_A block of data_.
* BEGIN *

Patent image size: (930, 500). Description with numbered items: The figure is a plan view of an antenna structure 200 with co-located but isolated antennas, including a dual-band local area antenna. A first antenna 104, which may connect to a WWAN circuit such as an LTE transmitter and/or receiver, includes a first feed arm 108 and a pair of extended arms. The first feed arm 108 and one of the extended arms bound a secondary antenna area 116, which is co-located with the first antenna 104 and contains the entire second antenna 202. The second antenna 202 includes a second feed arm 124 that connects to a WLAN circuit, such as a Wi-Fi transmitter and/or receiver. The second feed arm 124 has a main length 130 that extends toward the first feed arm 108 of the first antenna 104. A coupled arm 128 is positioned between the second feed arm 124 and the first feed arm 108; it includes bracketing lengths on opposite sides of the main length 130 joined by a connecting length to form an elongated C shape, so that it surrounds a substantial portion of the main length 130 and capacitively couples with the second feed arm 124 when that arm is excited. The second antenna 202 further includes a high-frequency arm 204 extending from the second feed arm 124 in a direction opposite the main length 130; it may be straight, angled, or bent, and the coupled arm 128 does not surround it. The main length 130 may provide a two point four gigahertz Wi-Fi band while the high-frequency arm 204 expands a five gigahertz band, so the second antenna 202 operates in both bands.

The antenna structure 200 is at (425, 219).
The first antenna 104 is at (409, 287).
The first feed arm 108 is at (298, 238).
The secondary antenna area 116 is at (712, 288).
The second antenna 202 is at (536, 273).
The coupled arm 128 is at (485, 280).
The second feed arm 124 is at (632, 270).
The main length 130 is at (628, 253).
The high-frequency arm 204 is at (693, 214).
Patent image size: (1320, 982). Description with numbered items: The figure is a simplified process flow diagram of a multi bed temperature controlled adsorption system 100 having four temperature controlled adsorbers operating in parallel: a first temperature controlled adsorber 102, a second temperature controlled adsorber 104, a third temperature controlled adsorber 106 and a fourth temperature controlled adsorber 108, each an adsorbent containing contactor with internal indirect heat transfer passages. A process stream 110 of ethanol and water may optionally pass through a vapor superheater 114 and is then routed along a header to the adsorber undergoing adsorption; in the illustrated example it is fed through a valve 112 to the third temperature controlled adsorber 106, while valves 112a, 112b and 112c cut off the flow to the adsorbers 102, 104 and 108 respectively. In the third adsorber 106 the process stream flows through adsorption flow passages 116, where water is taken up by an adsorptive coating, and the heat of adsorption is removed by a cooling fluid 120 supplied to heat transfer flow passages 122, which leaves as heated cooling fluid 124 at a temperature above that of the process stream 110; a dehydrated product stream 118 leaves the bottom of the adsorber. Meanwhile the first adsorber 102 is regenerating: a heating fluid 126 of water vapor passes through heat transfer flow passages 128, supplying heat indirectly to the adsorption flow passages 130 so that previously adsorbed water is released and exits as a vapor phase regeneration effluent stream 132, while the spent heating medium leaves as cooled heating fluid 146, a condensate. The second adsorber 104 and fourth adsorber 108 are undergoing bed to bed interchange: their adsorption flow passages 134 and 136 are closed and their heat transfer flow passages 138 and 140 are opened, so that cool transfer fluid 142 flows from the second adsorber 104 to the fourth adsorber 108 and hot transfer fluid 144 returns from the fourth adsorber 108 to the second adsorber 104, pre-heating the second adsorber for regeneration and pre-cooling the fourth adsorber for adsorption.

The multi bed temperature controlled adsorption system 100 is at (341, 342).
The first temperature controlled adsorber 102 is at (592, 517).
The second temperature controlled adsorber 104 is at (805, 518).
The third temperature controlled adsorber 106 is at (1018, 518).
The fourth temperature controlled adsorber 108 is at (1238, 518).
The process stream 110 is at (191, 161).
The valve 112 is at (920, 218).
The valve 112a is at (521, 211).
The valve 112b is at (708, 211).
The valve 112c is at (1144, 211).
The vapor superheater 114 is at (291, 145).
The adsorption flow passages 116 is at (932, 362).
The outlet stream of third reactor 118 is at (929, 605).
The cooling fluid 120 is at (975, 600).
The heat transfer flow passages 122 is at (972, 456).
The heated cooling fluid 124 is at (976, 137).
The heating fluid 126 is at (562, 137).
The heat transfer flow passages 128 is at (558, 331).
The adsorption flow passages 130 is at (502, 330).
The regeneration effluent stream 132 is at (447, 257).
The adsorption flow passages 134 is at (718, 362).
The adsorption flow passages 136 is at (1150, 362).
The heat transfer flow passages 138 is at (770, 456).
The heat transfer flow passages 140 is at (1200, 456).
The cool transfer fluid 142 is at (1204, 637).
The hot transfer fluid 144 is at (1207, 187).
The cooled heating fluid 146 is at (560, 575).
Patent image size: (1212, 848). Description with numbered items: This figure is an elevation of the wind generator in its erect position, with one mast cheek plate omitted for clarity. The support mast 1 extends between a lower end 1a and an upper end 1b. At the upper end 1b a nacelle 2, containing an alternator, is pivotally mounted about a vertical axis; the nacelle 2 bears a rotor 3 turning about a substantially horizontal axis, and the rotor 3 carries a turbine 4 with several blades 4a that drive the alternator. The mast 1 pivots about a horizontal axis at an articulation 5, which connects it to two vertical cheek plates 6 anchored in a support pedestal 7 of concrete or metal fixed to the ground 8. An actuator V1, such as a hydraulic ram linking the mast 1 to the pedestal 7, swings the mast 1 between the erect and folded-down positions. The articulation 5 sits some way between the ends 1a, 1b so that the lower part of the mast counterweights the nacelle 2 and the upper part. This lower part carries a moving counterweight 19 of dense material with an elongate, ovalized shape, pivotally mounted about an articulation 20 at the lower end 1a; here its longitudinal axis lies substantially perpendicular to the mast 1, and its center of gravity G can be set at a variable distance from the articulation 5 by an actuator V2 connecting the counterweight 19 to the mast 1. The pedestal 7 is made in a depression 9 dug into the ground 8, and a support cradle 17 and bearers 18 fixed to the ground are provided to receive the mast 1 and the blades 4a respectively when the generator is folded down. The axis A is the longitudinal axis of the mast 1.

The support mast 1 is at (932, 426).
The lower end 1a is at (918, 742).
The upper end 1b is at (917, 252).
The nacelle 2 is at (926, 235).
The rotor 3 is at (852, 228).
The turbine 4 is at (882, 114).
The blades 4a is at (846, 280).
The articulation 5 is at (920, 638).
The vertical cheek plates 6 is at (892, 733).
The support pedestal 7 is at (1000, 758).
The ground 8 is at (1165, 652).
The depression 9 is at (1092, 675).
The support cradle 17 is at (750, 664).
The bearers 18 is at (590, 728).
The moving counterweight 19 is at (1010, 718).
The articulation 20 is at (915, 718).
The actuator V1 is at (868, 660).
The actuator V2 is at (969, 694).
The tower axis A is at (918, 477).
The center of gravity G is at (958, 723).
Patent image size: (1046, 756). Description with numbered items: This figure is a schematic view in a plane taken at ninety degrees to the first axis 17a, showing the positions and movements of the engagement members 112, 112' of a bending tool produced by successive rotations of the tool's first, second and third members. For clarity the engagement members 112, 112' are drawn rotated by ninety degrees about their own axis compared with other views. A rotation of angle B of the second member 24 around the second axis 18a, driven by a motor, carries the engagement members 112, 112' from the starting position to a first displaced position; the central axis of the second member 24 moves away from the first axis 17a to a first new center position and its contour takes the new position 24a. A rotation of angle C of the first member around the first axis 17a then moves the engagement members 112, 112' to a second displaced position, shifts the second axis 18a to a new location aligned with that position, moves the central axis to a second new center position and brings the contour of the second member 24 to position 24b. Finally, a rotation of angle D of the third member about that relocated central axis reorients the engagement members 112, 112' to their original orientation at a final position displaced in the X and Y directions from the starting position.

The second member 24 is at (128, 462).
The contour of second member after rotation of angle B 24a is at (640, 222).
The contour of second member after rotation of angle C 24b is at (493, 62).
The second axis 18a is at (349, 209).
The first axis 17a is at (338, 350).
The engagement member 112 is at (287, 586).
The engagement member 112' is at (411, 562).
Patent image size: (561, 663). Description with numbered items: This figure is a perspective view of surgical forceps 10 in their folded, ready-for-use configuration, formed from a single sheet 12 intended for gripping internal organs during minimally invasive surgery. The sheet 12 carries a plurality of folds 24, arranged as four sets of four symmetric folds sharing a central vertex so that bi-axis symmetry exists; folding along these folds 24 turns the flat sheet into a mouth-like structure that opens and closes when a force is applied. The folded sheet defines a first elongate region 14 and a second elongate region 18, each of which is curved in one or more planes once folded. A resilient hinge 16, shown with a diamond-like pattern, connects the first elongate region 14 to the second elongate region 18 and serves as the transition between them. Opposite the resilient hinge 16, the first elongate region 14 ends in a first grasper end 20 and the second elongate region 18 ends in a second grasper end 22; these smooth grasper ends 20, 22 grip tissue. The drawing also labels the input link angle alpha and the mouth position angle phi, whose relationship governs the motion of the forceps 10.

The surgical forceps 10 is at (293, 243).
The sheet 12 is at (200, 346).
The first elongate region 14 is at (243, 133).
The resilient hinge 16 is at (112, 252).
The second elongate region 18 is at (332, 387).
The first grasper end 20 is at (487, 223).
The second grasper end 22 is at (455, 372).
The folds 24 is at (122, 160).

* END *

_Exercise goal_.
Copy word for word the lines of the listing between the line holding "Patent image size: (1320, 982)." and the line holding "The multi bed", inclusive.

_Solution for this task_.
Patent image size: (1320, 982). Description with numbered items: The figure is a simplified process flow diagram of a multi bed temperature controlled adsorption system 100 having four temperature controlled adsorbers operating in parallel: a first temperature controlled adsorber 102, a second temperature controlled adsorber 104, a third temperature controlled adsorber 106 and a fourth temperature controlled adsorber 108, each an adsorbent containing contactor with internal indirect heat transfer passages. A process stream 110 of ethanol and water may optionally pass through a vapor superheater 114 and is then routed along a header to the adsorber undergoing adsorption; in the illustrated example it is fed through a valve 112 to the third temperature controlled adsorber 106, while valves 112a, 112b and 112c cut off the flow to the adsorbers 102, 104 and 108 respectively. In the third adsorber 106 the process stream flows through adsorption flow passages 116, where water is taken up by an adsorptive coating, and the heat of adsorption is removed by a cooling fluid 120 supplied to heat transfer flow passages 122, which leaves as heated cooling fluid 124 at a temperature above that of the process stream 110; a dehydrated product stream 118 leaves the bottom of the adsorber. Meanwhile the first adsorber 102 is regenerating: a heating fluid 126 of water vapor passes through heat transfer flow passages 128, supplying heat indirectly to the adsorption flow passages 130 so that previously adsorbed water is released and exits as a vapor phase regeneration effluent stream 132, while the spent heating medium leaves as cooled heating fluid 146, a condensate. The second adsorber 104 and fourth adsorber 108 are undergoing bed to bed interchange: their adsorption flow passages 134 and 136 are closed and their heat transfer flow passages 138 and 140 are opened, so that cool transfer fluid 142 flows from the second adsorber 104 to the fourth adsorber 108 and hot transfer fluid 144 returns from the fourth adsorber 108 to the second adsorber 104, pre-heating the second adsorber for regeneration and pre-cooling the fourth adsorber for adsorption.

The multi bed temperature controlled adsorption system 100 is at (341, 342).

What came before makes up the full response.